Rewrite the records from their start through the line containing "- callout-3: 3: [257, 41, 264, 56]", swapping "drain-fitting" for "drain-port" and leaving everything else as it is.

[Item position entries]
---

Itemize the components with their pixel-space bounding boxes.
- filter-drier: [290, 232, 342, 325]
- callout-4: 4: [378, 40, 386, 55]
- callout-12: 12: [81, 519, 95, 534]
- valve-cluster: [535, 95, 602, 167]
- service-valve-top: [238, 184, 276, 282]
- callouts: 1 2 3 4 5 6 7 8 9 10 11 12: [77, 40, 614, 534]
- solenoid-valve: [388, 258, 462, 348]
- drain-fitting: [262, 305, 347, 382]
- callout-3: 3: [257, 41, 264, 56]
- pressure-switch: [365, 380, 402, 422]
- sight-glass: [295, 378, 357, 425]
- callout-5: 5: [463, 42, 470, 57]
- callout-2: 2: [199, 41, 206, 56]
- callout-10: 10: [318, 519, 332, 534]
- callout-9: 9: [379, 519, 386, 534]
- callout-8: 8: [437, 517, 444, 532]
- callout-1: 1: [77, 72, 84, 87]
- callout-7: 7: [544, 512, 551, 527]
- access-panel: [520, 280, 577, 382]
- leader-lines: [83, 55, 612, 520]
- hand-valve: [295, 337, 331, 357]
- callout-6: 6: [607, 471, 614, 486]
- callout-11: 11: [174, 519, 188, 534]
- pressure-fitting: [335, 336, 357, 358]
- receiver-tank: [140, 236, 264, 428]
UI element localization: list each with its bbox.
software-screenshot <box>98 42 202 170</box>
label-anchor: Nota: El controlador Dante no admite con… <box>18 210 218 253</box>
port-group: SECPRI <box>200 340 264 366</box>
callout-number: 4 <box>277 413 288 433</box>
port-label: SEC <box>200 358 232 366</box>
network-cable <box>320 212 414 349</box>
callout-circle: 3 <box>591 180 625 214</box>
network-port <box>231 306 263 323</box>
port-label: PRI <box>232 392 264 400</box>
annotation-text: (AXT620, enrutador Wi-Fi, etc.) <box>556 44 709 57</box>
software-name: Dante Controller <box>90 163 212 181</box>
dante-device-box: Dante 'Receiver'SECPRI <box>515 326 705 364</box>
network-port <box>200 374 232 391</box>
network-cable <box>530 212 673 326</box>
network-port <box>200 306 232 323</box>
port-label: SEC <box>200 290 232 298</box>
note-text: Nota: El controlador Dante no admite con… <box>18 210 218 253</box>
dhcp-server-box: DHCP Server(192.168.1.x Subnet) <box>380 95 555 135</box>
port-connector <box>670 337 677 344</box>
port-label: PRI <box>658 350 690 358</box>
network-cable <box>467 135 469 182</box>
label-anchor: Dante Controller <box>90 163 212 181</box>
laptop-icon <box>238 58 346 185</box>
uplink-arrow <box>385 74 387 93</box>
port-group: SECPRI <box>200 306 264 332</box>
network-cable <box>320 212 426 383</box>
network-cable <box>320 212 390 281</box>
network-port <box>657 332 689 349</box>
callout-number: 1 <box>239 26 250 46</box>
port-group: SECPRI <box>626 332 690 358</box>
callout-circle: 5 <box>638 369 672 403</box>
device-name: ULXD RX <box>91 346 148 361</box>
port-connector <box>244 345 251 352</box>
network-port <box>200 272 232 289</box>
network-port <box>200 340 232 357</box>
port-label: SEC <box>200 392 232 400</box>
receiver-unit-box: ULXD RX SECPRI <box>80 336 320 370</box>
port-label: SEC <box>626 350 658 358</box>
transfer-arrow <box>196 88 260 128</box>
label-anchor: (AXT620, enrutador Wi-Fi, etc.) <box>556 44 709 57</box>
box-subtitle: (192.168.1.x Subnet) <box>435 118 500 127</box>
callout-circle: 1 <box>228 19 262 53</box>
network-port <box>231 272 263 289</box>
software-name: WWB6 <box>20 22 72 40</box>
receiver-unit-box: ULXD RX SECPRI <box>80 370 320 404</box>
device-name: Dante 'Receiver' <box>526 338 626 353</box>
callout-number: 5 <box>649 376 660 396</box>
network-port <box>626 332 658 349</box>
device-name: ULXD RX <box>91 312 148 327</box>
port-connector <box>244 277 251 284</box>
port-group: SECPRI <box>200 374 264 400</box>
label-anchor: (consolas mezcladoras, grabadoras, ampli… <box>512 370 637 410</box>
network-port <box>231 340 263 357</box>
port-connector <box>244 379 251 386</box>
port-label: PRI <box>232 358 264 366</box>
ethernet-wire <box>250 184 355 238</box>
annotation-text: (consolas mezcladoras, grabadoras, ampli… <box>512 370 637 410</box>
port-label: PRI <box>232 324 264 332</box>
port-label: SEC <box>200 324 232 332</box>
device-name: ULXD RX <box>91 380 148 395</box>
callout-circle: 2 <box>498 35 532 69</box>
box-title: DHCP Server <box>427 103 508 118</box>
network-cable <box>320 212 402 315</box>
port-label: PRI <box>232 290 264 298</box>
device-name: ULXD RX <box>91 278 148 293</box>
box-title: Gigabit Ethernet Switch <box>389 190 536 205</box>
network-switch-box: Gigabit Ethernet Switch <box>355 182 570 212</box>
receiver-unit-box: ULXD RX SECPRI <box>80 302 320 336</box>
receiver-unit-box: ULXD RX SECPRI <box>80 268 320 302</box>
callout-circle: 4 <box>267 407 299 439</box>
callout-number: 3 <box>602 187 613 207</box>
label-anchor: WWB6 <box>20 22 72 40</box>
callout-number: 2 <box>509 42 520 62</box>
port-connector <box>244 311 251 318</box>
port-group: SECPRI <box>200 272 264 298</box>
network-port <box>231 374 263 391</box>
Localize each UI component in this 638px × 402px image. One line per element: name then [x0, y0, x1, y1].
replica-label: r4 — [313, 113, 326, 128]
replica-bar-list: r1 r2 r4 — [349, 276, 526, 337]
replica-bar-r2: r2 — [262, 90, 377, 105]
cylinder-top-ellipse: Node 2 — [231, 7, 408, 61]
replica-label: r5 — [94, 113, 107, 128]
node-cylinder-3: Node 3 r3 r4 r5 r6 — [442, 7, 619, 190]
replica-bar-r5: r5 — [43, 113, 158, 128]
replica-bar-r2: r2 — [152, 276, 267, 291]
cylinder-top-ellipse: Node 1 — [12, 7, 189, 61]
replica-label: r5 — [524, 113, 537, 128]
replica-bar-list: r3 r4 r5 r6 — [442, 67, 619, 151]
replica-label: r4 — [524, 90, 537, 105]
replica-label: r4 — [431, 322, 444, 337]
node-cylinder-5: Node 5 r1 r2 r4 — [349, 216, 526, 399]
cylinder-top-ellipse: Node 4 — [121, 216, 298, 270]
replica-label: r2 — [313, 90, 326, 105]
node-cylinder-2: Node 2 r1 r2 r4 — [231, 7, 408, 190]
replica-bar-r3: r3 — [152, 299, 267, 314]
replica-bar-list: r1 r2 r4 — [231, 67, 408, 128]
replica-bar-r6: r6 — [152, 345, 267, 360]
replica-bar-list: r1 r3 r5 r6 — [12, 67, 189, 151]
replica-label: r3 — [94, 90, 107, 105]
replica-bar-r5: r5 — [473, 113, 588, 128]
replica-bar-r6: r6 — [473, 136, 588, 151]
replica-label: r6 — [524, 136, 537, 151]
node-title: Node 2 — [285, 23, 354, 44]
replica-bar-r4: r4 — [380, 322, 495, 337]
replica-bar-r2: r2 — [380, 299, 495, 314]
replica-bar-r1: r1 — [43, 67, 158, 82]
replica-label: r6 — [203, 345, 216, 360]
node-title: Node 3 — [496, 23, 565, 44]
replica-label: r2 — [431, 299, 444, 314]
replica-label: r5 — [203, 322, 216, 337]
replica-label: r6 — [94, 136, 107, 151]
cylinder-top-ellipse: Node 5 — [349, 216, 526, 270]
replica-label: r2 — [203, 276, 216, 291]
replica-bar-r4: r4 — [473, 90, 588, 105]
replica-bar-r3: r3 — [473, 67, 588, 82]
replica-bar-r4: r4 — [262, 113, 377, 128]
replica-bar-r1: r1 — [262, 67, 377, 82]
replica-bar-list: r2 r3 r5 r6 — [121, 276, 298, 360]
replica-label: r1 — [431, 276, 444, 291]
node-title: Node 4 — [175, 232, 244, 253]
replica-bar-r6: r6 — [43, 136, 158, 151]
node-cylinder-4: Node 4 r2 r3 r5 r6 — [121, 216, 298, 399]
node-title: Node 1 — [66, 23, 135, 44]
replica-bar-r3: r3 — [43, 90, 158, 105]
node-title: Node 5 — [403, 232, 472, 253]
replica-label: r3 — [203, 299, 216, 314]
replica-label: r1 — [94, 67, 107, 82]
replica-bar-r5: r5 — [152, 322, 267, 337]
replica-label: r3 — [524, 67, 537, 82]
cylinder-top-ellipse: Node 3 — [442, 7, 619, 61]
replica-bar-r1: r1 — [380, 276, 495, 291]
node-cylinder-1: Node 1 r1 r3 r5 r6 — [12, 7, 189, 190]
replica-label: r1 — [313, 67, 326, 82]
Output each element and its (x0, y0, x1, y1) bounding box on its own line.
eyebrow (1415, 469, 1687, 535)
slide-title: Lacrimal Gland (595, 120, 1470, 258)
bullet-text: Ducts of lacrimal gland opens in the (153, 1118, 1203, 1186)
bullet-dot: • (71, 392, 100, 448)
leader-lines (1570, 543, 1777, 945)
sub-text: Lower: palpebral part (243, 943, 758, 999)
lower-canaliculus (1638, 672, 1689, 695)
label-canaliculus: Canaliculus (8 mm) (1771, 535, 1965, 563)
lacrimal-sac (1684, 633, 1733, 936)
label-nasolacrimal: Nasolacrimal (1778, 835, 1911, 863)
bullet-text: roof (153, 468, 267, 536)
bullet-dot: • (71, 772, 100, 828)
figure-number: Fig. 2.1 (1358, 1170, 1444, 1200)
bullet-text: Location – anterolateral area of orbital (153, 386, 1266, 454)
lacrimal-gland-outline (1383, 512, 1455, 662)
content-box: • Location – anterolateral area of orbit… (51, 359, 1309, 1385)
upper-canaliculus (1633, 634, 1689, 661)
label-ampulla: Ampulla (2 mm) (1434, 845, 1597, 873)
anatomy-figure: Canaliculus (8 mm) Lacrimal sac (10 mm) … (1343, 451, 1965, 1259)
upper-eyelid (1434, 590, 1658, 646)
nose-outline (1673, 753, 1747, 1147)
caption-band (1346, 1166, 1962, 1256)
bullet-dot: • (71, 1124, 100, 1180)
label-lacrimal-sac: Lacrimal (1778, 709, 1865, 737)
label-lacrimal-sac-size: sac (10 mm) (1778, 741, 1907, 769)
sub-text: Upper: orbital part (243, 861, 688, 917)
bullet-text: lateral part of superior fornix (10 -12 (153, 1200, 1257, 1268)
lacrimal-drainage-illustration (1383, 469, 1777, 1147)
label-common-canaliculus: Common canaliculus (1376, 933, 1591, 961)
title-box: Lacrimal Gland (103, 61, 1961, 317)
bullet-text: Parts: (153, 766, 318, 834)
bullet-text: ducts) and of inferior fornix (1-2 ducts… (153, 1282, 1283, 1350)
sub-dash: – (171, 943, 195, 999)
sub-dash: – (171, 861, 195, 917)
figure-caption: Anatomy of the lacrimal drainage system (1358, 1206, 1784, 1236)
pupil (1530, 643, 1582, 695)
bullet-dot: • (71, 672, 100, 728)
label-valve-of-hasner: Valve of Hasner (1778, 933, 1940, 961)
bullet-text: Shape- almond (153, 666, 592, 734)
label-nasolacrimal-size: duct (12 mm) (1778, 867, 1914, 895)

---

Exercise result –
Itemize the components with their pixel-space bounding boxes.
- filter-drier: [290, 232, 342, 325]
- callout-4: 4: [378, 40, 386, 55]
- callout-12: 12: [81, 519, 95, 534]
- valve-cluster: [535, 95, 602, 167]
- service-valve-top: [238, 184, 276, 282]
- callouts: 1 2 3 4 5 6 7 8 9 10 11 12: [77, 40, 614, 534]
- solenoid-valve: [388, 258, 462, 348]
- drain-port: [262, 305, 347, 382]
- callout-3: 3: [257, 41, 264, 56]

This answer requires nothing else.